▶ **EXTRACTED ENTRIES**
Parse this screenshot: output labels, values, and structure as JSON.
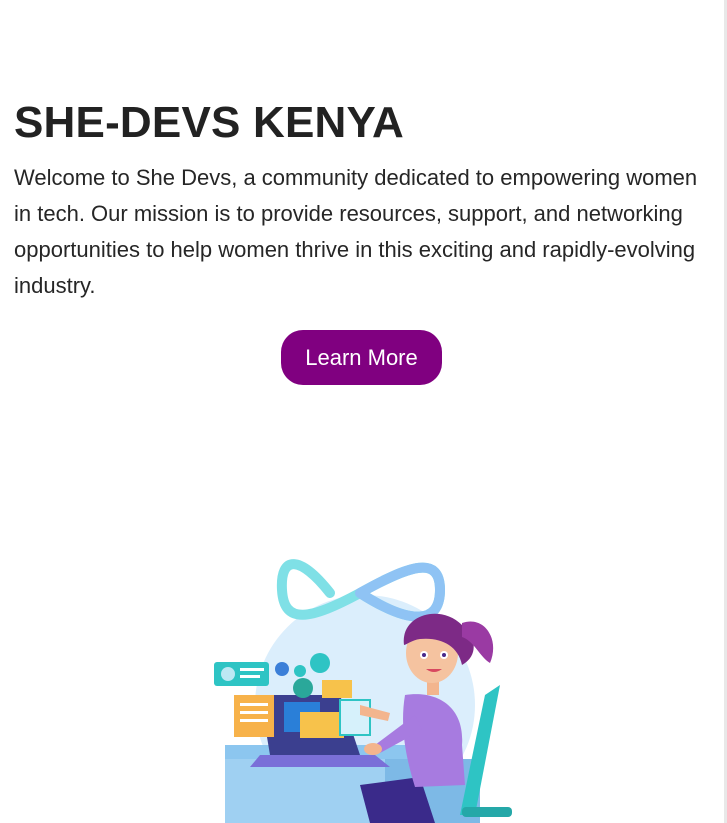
{
  "hero": {
    "title": "SHE-DEVS KENYA",
    "description": "Welcome to She Devs, a community dedicated to empowering women in tech. Our mission is to provide resources, support, and networking opportunities to help women thrive in this exciting and rapidly-evolving industry.",
    "cta_label": "Learn More"
  },
  "colors": {
    "cta_background": "#800080",
    "cta_text": "#ffffff",
    "title_text": "#222222",
    "body_text": "#262626"
  },
  "illustration": {
    "icon": "woman-developer-laptop-illustration"
  }
}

▶ **STATED EXERCISE**
Copy out every line of the material above exactly, skipping the pictures.

▶ **EXERCISE ANSWER**
Parse this screenshot: output labels, values, and structure as JSON.
{
  "hero": {
    "title": "SHE-DEVS KENYA",
    "description": "Welcome to She Devs, a community dedicated to empowering women in tech. Our mission is to provide resources, support, and networking opportunities to help women thrive in this exciting and rapidly-evolving industry.",
    "cta_label": "Learn More"
  },
  "colors": {
    "cta_background": "#800080",
    "cta_text": "#ffffff",
    "title_text": "#222222",
    "body_text": "#262626"
  },
  "illustration": {
    "icon": "woman-developer-laptop-illustration"
  }
}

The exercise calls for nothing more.